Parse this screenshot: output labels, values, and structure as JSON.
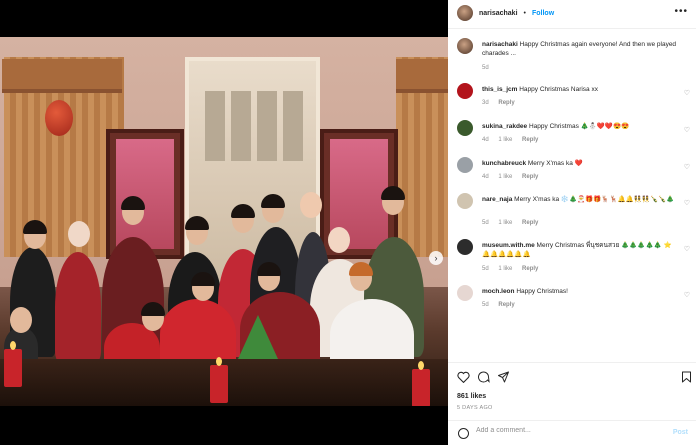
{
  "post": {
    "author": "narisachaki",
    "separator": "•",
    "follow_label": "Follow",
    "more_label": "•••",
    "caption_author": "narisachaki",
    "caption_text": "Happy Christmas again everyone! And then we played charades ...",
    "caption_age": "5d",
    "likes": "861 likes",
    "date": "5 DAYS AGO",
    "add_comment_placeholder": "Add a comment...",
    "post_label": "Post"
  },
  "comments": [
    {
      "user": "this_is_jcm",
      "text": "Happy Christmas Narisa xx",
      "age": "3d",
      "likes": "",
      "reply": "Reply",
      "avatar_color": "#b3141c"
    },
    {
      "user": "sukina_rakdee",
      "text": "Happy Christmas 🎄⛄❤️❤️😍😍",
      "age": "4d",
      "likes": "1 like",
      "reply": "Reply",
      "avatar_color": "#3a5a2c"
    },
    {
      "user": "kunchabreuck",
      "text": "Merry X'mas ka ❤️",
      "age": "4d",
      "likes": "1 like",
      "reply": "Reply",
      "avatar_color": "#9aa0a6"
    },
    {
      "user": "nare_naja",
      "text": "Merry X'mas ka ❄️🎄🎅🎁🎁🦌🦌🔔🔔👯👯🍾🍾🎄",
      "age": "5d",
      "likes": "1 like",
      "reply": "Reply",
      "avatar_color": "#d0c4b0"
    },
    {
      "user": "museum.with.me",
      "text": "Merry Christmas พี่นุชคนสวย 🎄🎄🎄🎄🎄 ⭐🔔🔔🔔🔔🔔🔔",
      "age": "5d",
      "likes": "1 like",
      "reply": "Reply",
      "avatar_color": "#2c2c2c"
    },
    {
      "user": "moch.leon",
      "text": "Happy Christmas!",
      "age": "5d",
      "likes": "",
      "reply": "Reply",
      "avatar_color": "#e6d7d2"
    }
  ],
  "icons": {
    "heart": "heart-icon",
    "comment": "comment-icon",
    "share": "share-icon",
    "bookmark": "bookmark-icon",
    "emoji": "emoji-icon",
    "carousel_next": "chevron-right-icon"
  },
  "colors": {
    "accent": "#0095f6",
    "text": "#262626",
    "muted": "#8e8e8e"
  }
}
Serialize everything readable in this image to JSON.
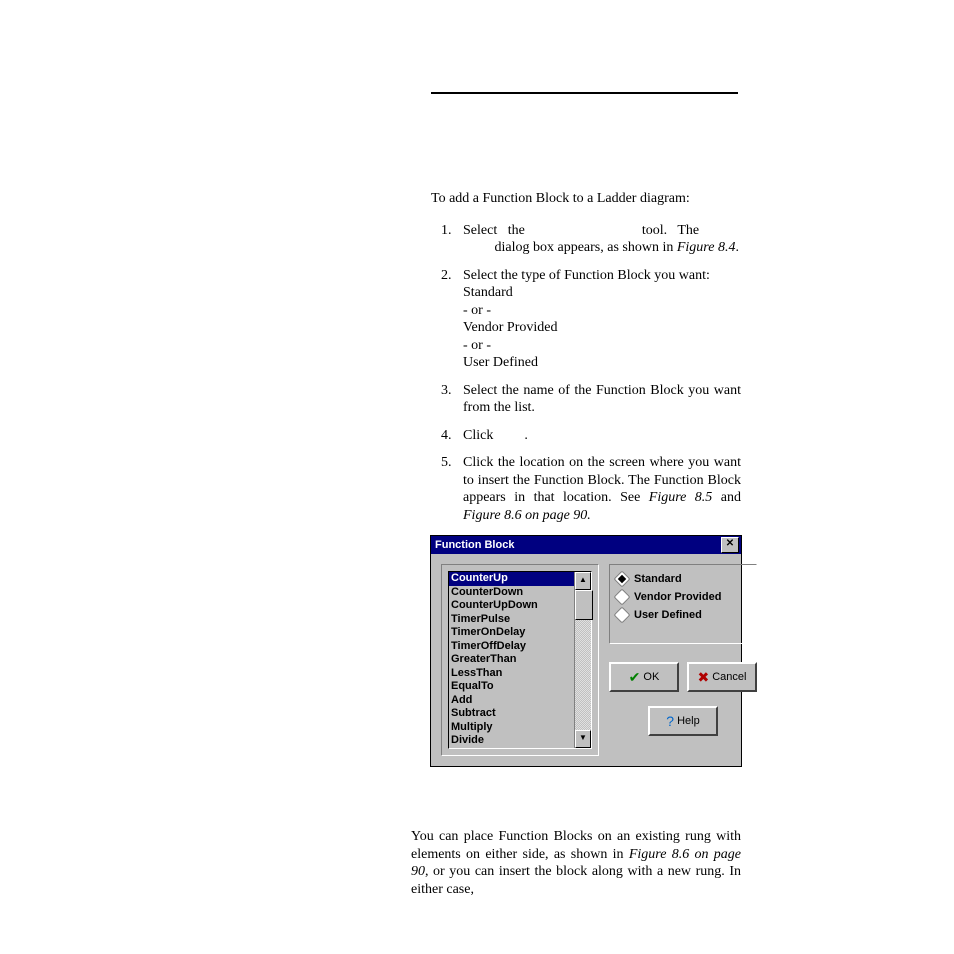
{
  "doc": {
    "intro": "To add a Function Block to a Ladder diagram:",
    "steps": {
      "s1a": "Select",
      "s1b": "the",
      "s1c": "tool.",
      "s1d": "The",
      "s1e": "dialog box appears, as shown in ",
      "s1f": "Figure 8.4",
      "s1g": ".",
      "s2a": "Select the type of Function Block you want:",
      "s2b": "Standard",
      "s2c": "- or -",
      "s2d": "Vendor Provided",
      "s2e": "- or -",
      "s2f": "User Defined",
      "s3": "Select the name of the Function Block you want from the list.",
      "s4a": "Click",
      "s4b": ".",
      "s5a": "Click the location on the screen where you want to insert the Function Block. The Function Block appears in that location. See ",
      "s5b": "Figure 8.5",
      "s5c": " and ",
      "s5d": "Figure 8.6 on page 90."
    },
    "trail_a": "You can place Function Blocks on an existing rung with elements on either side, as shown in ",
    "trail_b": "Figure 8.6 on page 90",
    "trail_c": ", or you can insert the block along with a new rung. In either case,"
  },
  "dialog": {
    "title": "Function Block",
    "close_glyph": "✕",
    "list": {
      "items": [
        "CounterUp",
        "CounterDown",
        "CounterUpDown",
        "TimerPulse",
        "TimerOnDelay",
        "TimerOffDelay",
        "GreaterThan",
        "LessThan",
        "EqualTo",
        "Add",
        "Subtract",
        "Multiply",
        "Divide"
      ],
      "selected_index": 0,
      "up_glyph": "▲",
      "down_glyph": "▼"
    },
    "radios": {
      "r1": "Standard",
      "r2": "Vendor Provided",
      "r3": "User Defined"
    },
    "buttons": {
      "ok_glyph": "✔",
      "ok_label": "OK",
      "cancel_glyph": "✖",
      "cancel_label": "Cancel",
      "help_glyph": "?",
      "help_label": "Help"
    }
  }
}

PROBLEM DESCRIPTION: From the listing, copy every line where the string "Figure" appears.

WRITTEN RESPONSE:
      "s1f": "Figure 8.4",
      "s5b": "Figure 8.5",
      "s5d": "Figure 8.6 on page 90."
    "trail_b": "Figure 8.6 on page 90",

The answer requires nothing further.